- **Work to complete**: Transcribe the rows below verbatim, from the first row through the row containing "headset-icon: ☊ [593,501,600,509]", both included.

- **Given information**:
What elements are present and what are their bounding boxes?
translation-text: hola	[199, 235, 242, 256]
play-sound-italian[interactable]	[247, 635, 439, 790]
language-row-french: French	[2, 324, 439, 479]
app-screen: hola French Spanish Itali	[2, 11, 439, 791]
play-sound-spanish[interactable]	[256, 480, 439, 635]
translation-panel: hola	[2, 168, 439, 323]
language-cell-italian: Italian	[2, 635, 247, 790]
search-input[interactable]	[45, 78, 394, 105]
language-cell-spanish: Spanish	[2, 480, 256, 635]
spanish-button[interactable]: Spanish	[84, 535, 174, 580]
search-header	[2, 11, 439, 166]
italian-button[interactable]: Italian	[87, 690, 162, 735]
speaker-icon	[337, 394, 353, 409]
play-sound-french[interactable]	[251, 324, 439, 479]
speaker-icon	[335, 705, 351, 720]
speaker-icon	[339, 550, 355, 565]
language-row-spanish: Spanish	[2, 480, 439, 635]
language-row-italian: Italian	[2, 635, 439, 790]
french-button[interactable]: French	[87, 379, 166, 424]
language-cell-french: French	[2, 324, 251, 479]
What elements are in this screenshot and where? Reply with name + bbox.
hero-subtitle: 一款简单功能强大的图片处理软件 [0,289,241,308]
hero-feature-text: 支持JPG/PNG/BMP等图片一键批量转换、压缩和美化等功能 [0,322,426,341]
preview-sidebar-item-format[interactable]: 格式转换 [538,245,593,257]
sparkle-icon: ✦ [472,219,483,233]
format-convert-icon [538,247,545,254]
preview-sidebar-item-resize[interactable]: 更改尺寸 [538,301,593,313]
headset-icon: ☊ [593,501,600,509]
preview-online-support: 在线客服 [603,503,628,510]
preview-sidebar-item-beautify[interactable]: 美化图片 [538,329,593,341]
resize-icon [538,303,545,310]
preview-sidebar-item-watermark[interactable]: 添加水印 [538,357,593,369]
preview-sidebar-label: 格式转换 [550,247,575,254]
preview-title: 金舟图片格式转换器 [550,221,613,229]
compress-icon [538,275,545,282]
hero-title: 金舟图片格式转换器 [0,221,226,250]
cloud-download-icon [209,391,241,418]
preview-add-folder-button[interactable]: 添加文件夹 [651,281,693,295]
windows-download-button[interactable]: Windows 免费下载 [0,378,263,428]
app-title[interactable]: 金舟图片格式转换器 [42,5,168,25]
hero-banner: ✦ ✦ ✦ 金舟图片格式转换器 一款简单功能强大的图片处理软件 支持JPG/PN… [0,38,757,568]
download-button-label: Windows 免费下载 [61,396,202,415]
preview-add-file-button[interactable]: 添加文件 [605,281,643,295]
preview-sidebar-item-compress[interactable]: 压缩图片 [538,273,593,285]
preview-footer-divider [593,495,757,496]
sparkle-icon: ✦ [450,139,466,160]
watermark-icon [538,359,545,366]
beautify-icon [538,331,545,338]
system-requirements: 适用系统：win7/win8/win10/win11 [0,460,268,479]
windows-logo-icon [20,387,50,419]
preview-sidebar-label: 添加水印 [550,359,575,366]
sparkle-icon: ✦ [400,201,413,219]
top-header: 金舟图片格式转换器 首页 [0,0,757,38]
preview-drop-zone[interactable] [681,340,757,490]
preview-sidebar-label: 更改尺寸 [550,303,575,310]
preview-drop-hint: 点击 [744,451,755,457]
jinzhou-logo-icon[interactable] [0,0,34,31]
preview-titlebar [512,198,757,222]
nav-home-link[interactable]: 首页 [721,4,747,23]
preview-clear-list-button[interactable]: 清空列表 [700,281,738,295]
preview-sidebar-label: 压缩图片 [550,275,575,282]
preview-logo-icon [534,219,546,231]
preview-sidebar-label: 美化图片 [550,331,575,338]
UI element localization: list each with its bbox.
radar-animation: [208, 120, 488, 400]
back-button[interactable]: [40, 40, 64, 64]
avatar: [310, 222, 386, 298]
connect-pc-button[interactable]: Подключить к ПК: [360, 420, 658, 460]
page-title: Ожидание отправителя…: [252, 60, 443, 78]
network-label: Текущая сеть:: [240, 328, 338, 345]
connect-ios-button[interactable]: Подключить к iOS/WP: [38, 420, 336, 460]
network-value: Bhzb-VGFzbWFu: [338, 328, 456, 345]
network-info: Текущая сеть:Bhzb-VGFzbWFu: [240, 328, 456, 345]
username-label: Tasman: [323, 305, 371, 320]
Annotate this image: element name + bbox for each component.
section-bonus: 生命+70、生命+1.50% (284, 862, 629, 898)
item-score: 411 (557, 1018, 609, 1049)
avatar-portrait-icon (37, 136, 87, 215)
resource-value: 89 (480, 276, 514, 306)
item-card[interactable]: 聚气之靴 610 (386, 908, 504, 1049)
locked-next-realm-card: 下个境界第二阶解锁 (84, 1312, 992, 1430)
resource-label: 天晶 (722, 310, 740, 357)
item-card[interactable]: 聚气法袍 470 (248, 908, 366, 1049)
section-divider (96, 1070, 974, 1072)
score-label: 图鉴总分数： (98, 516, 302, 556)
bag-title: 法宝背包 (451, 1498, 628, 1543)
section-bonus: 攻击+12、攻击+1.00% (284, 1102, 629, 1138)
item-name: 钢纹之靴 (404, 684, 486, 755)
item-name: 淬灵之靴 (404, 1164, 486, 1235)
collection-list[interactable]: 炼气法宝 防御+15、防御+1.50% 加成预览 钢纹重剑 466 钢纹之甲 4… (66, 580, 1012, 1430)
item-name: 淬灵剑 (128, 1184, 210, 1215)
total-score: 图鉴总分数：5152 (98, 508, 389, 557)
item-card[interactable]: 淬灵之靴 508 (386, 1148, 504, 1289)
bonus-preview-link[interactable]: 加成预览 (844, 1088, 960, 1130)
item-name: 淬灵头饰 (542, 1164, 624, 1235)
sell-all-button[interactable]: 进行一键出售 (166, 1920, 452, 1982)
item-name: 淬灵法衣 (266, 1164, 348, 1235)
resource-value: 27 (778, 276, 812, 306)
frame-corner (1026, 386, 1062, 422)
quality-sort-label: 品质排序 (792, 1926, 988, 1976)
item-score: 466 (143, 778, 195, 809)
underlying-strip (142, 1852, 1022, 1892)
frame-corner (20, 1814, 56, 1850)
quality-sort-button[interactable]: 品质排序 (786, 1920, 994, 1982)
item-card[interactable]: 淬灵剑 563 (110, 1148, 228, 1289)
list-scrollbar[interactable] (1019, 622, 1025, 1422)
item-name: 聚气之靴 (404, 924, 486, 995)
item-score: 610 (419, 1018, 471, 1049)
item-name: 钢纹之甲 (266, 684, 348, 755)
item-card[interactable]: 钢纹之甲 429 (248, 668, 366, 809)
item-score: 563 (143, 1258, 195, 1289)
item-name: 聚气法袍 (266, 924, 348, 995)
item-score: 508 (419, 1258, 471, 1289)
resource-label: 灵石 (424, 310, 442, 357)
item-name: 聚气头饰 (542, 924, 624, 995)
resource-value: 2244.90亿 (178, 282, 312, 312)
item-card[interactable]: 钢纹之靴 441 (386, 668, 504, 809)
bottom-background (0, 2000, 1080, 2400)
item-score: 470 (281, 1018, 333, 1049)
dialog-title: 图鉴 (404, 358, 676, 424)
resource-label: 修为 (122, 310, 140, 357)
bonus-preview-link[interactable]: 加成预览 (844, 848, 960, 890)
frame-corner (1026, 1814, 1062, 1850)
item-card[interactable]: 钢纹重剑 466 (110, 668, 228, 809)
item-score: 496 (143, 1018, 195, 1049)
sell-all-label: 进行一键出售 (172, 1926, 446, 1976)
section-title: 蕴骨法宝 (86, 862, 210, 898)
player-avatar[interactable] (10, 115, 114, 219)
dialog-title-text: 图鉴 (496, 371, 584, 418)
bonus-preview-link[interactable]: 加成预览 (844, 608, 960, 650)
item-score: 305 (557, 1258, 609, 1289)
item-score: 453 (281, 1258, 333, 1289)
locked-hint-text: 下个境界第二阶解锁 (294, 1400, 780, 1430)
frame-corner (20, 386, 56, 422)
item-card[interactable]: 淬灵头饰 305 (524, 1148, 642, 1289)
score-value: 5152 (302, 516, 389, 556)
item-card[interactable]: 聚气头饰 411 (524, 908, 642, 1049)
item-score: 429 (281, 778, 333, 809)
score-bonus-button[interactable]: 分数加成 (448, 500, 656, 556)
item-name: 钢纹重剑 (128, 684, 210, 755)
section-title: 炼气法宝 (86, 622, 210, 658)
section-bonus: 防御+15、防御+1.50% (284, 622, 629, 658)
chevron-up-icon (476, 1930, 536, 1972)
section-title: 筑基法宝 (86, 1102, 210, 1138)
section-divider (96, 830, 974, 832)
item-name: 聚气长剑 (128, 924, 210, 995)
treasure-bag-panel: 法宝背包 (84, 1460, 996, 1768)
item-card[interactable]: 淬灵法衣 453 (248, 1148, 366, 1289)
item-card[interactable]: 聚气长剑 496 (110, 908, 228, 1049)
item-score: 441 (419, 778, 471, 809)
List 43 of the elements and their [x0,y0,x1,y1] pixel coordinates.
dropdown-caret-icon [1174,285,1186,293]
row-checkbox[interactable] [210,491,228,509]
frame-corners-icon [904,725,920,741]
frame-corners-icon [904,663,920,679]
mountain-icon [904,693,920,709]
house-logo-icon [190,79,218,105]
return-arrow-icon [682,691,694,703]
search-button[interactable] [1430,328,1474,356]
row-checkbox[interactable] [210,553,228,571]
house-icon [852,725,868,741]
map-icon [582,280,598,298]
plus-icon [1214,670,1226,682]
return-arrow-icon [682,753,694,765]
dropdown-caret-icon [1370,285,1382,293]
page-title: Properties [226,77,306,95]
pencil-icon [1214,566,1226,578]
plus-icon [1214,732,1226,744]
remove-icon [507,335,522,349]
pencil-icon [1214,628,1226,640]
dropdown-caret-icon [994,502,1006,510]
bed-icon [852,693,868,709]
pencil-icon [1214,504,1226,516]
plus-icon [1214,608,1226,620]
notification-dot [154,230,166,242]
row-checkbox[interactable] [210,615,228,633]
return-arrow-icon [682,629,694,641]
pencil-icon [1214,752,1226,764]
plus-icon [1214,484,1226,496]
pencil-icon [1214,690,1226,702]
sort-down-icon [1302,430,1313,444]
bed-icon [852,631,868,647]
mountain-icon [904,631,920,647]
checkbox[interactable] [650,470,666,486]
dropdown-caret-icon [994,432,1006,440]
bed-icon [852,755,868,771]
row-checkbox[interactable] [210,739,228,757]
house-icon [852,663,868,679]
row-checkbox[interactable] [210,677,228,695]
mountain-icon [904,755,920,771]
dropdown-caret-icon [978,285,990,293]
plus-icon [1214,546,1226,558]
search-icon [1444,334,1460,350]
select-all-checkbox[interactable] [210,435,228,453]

- **Output of the exercise**:
What elements are present and what are their bounding boxes?
translation-text: hola	[199, 235, 242, 256]
play-sound-italian[interactable]	[247, 635, 439, 790]
language-row-french: French	[2, 324, 439, 479]
app-screen: hola French Spanish Itali	[2, 11, 439, 791]
play-sound-spanish[interactable]	[256, 480, 439, 635]
translation-panel: hola	[2, 168, 439, 323]
language-cell-italian: Italian	[2, 635, 247, 790]
search-input[interactable]	[45, 78, 394, 105]
language-cell-spanish: Spanish	[2, 480, 256, 635]
spanish-button[interactable]: Spanish	[84, 535, 174, 580]
search-header	[2, 11, 439, 166]
italian-button[interactable]: Italian	[87, 690, 162, 735]
speaker-icon	[337, 394, 353, 409]
play-sound-french[interactable]	[251, 324, 439, 479]
speaker-icon	[335, 705, 351, 720]
speaker-icon	[339, 550, 355, 565]
language-row-spanish: Spanish	[2, 480, 439, 635]
language-row-italian: Italian	[2, 635, 439, 790]
french-button[interactable]: French	[87, 379, 166, 424]
language-cell-french: French	[2, 324, 251, 479]
What elements are in this screenshot and where? Reply with name + bbox.
hero-subtitle: 一款简单功能强大的图片处理软件 [0,289,241,308]
hero-feature-text: 支持JPG/PNG/BMP等图片一键批量转换、压缩和美化等功能 [0,322,426,341]
preview-sidebar-item-format[interactable]: 格式转换 [538,245,593,257]
sparkle-icon: ✦ [472,219,483,233]
format-convert-icon [538,247,545,254]
preview-sidebar-item-resize[interactable]: 更改尺寸 [538,301,593,313]
headset-icon: ☊ [593,501,600,509]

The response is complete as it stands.